**Stated exercise:**
Copy each line that contains the string "text".

**Raw records:**
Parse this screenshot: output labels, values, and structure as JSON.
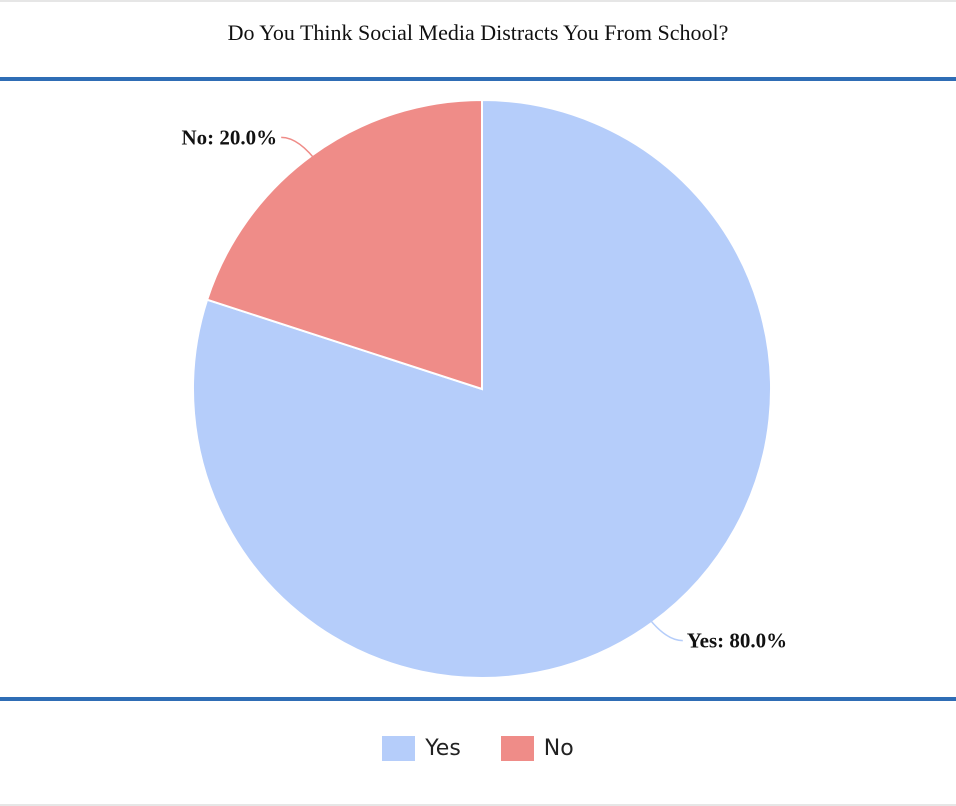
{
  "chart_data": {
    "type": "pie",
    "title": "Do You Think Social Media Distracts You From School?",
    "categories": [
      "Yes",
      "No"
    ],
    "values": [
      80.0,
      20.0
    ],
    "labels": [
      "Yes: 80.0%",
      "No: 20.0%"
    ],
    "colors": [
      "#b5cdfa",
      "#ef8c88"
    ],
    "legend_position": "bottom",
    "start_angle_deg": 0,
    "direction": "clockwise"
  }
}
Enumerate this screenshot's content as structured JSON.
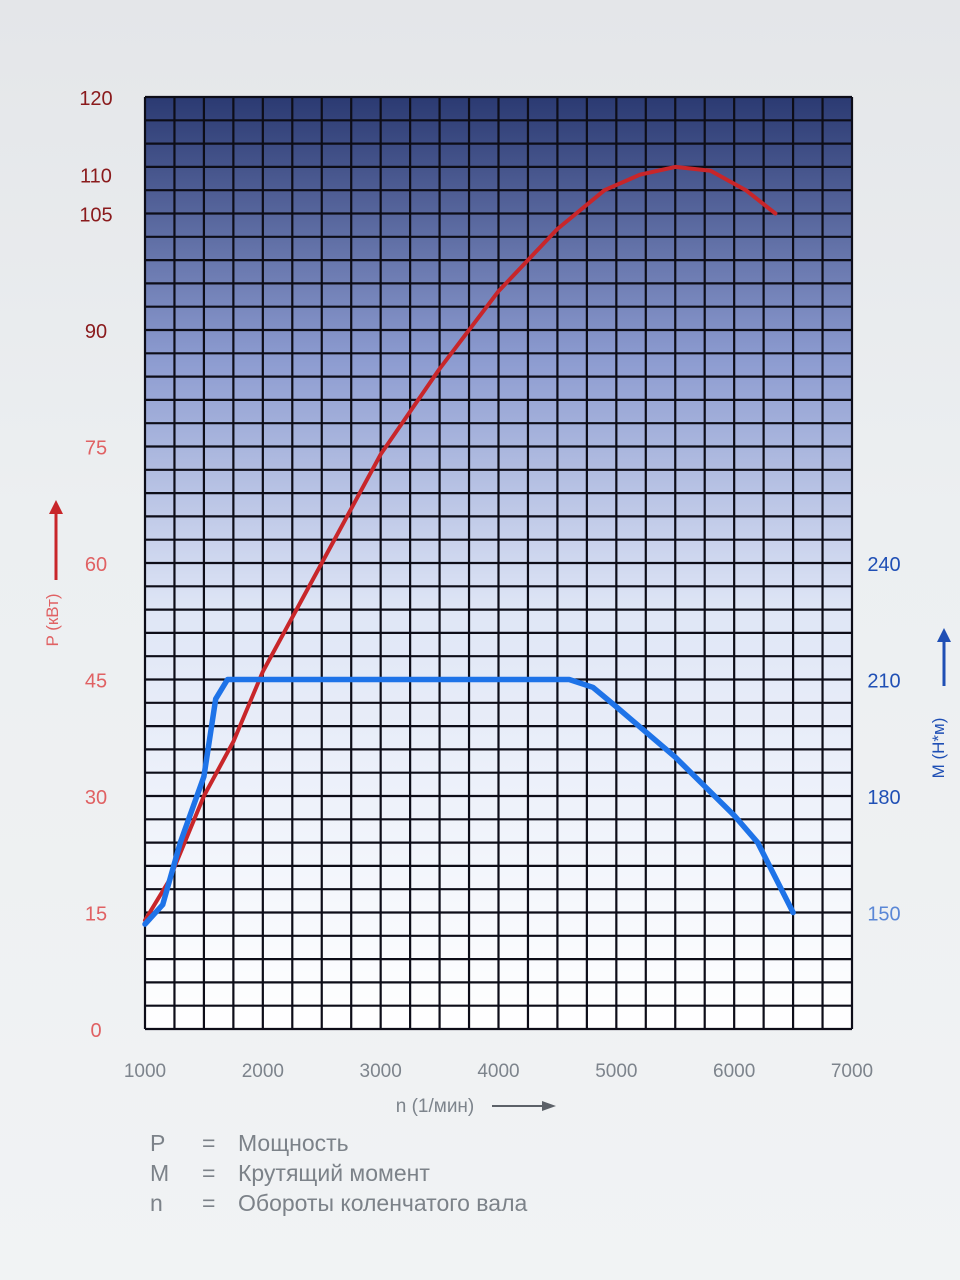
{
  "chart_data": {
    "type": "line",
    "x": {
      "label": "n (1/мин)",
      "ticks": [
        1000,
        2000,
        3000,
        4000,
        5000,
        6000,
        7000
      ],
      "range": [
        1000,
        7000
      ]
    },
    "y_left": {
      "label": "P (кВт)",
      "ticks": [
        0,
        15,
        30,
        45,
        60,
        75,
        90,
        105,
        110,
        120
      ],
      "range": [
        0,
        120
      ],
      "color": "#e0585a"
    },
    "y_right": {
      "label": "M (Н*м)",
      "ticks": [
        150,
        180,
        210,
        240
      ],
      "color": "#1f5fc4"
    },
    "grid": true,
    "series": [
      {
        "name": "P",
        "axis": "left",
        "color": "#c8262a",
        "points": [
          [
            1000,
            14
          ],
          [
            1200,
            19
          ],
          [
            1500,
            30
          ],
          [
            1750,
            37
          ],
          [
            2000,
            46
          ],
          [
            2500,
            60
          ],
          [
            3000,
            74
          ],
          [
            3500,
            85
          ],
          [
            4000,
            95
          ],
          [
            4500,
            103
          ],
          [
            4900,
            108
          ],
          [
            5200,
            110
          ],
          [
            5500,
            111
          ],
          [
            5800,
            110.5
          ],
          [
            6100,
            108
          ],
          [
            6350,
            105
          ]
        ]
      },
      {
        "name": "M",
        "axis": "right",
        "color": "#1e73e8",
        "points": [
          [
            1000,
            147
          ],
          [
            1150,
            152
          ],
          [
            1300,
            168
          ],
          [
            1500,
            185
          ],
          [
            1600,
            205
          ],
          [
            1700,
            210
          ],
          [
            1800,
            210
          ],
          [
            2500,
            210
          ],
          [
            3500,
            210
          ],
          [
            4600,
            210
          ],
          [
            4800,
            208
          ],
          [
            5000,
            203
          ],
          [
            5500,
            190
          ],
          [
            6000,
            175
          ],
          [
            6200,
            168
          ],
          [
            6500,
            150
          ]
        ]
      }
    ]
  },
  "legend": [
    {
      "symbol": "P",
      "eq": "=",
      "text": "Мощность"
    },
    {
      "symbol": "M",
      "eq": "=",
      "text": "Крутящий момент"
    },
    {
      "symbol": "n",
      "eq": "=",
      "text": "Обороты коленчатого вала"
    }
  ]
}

* * *

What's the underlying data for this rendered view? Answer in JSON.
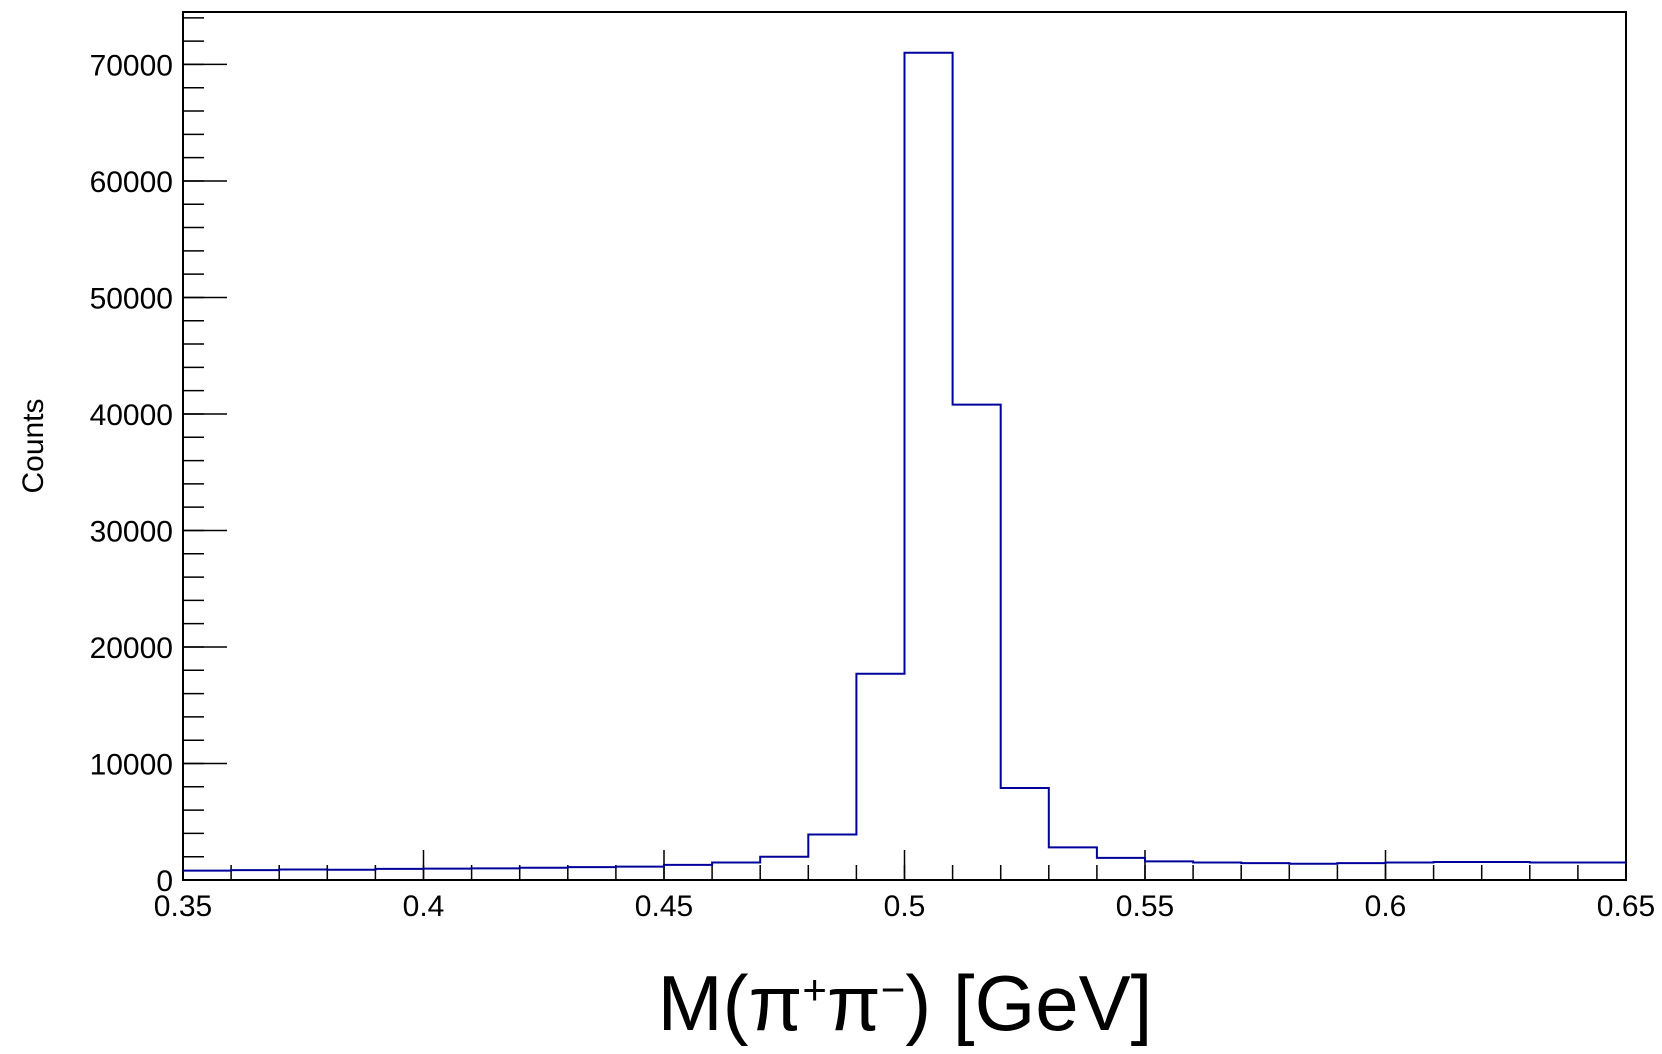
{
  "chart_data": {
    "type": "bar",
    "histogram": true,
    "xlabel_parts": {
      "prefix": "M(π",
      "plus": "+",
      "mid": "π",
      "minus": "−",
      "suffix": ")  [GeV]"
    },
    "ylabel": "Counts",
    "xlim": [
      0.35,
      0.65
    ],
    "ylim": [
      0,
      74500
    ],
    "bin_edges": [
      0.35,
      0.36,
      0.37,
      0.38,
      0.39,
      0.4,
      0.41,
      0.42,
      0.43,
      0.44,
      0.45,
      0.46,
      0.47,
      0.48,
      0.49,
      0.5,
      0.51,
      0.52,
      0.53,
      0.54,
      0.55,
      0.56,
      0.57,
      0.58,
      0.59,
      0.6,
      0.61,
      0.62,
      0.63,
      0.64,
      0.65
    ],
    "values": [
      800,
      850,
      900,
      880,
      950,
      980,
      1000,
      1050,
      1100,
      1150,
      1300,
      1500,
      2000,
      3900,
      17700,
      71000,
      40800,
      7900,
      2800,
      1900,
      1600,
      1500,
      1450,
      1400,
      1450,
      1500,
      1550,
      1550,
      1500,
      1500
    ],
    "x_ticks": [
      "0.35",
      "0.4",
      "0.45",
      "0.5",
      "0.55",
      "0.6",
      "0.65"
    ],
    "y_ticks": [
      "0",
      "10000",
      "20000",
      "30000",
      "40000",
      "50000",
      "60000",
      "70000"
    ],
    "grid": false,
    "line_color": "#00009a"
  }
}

---

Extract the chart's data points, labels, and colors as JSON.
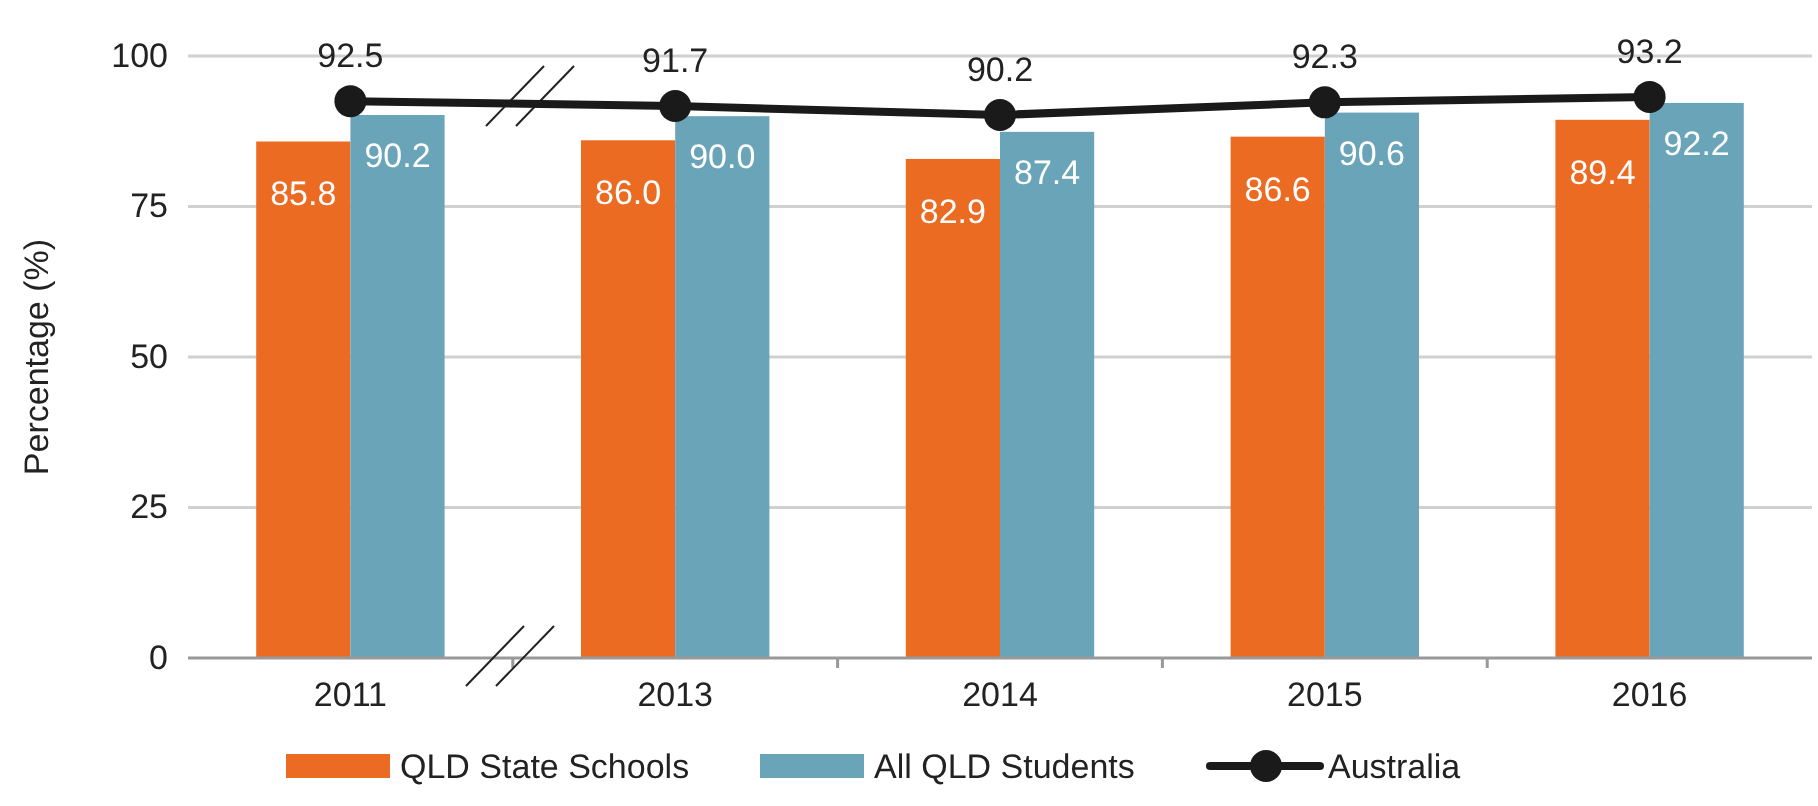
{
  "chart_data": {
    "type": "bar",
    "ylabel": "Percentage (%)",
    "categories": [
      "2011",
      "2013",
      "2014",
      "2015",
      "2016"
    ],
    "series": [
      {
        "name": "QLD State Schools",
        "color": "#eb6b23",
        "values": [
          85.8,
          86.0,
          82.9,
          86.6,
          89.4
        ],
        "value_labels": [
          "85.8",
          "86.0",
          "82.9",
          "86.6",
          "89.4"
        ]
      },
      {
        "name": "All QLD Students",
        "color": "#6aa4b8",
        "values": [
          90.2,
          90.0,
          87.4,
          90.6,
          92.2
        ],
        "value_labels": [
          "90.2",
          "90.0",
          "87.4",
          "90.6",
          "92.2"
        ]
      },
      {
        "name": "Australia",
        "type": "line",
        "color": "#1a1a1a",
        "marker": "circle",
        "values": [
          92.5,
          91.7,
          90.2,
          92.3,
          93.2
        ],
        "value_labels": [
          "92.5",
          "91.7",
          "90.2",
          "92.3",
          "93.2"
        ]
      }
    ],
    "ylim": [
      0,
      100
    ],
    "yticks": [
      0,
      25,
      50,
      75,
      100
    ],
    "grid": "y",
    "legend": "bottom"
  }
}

**Exercise output:**
      "text": "Мощность"
      "text": "Крутящий момент"
      "text": "Обороты коленчатого вала"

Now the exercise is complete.